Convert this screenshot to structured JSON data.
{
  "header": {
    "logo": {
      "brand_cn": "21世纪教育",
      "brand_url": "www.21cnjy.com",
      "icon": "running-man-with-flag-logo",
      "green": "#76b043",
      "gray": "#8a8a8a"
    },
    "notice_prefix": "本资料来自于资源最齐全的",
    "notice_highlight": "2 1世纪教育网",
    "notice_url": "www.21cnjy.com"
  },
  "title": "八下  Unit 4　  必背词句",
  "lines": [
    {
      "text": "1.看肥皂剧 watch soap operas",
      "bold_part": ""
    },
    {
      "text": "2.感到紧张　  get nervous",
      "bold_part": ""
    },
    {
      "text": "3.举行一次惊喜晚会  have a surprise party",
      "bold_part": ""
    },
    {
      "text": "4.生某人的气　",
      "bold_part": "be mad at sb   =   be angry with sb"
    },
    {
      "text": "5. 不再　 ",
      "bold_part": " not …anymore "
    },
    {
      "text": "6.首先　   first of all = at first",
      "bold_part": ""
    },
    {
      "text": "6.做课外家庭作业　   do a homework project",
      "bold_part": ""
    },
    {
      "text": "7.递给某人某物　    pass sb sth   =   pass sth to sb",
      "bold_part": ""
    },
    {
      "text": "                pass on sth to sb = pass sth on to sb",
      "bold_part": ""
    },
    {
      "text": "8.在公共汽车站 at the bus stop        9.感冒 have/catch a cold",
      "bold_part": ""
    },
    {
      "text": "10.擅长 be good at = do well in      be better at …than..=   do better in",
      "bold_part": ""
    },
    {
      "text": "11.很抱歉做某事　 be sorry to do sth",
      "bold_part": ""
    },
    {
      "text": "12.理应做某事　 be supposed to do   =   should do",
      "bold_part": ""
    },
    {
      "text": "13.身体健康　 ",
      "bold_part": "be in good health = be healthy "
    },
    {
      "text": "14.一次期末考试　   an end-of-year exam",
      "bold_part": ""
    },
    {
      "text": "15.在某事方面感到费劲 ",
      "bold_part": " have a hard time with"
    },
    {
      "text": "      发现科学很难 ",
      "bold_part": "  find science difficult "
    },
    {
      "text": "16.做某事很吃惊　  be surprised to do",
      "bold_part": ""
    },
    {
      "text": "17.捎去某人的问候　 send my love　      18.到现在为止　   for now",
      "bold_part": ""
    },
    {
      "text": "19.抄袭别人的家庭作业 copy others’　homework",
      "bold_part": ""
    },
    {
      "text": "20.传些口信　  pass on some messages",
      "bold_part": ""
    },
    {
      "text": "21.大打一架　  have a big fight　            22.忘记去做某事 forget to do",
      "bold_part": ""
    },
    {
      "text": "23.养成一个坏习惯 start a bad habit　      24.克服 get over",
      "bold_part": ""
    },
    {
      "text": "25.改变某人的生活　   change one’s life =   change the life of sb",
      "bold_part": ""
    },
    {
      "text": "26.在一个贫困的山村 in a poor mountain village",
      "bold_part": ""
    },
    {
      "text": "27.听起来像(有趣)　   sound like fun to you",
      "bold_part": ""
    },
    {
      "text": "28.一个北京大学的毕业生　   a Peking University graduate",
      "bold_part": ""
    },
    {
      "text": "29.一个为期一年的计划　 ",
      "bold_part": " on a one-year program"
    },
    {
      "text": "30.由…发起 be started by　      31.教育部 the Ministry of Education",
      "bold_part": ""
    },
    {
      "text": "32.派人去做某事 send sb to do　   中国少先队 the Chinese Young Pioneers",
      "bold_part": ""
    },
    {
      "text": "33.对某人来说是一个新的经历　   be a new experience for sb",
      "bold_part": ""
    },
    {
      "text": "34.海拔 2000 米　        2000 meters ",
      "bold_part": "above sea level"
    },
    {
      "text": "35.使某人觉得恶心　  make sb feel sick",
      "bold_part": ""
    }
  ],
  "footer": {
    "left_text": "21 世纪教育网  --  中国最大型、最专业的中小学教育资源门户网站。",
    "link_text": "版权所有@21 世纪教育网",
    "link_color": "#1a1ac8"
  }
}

- _What the exercise asks_
Retype all of the material above with every character intact.

- _Output for this exercise_
Convert this screenshot to structured JSON data.
{
  "header": {
    "logo": {
      "brand_cn": "21世纪教育",
      "brand_url": "www.21cnjy.com",
      "icon": "running-man-with-flag-logo",
      "green": "#76b043",
      "gray": "#8a8a8a"
    },
    "notice_prefix": "本资料来自于资源最齐全的",
    "notice_highlight": "2 1世纪教育网",
    "notice_url": "www.21cnjy.com"
  },
  "title": "八下  Unit 4　  必背词句",
  "lines": [
    {
      "text": "1.看肥皂剧 watch soap operas",
      "bold_part": ""
    },
    {
      "text": "2.感到紧张　  get nervous",
      "bold_part": ""
    },
    {
      "text": "3.举行一次惊喜晚会  have a surprise party",
      "bold_part": ""
    },
    {
      "text": "4.生某人的气　",
      "bold_part": "be mad at sb   =   be angry with sb"
    },
    {
      "text": "5. 不再　 ",
      "bold_part": " not …anymore "
    },
    {
      "text": "6.首先　   first of all = at first",
      "bold_part": ""
    },
    {
      "text": "6.做课外家庭作业　   do a homework project",
      "bold_part": ""
    },
    {
      "text": "7.递给某人某物　    pass sb sth   =   pass sth to sb",
      "bold_part": ""
    },
    {
      "text": "                pass on sth to sb = pass sth on to sb",
      "bold_part": ""
    },
    {
      "text": "8.在公共汽车站 at the bus stop        9.感冒 have/catch a cold",
      "bold_part": ""
    },
    {
      "text": "10.擅长 be good at = do well in      be better at …than..=   do better in",
      "bold_part": ""
    },
    {
      "text": "11.很抱歉做某事　 be sorry to do sth",
      "bold_part": ""
    },
    {
      "text": "12.理应做某事　 be supposed to do   =   should do",
      "bold_part": ""
    },
    {
      "text": "13.身体健康　 ",
      "bold_part": "be in good health = be healthy "
    },
    {
      "text": "14.一次期末考试　   an end-of-year exam",
      "bold_part": ""
    },
    {
      "text": "15.在某事方面感到费劲 ",
      "bold_part": " have a hard time with"
    },
    {
      "text": "      发现科学很难 ",
      "bold_part": "  find science difficult "
    },
    {
      "text": "16.做某事很吃惊　  be surprised to do",
      "bold_part": ""
    },
    {
      "text": "17.捎去某人的问候　 send my love　      18.到现在为止　   for now",
      "bold_part": ""
    },
    {
      "text": "19.抄袭别人的家庭作业 copy others’　homework",
      "bold_part": ""
    },
    {
      "text": "20.传些口信　  pass on some messages",
      "bold_part": ""
    },
    {
      "text": "21.大打一架　  have a big fight　            22.忘记去做某事 forget to do",
      "bold_part": ""
    },
    {
      "text": "23.养成一个坏习惯 start a bad habit　      24.克服 get over",
      "bold_part": ""
    },
    {
      "text": "25.改变某人的生活　   change one’s life =   change the life of sb",
      "bold_part": ""
    },
    {
      "text": "26.在一个贫困的山村 in a poor mountain village",
      "bold_part": ""
    },
    {
      "text": "27.听起来像(有趣)　   sound like fun to you",
      "bold_part": ""
    },
    {
      "text": "28.一个北京大学的毕业生　   a Peking University graduate",
      "bold_part": ""
    },
    {
      "text": "29.一个为期一年的计划　 ",
      "bold_part": " on a one-year program"
    },
    {
      "text": "30.由…发起 be started by　      31.教育部 the Ministry of Education",
      "bold_part": ""
    },
    {
      "text": "32.派人去做某事 send sb to do　   中国少先队 the Chinese Young Pioneers",
      "bold_part": ""
    },
    {
      "text": "33.对某人来说是一个新的经历　   be a new experience for sb",
      "bold_part": ""
    },
    {
      "text": "34.海拔 2000 米　        2000 meters ",
      "bold_part": "above sea level"
    },
    {
      "text": "35.使某人觉得恶心　  make sb feel sick",
      "bold_part": ""
    }
  ],
  "footer": {
    "left_text": "21 世纪教育网  --  中国最大型、最专业的中小学教育资源门户网站。",
    "link_text": "版权所有@21 世纪教育网",
    "link_color": "#1a1ac8"
  }
}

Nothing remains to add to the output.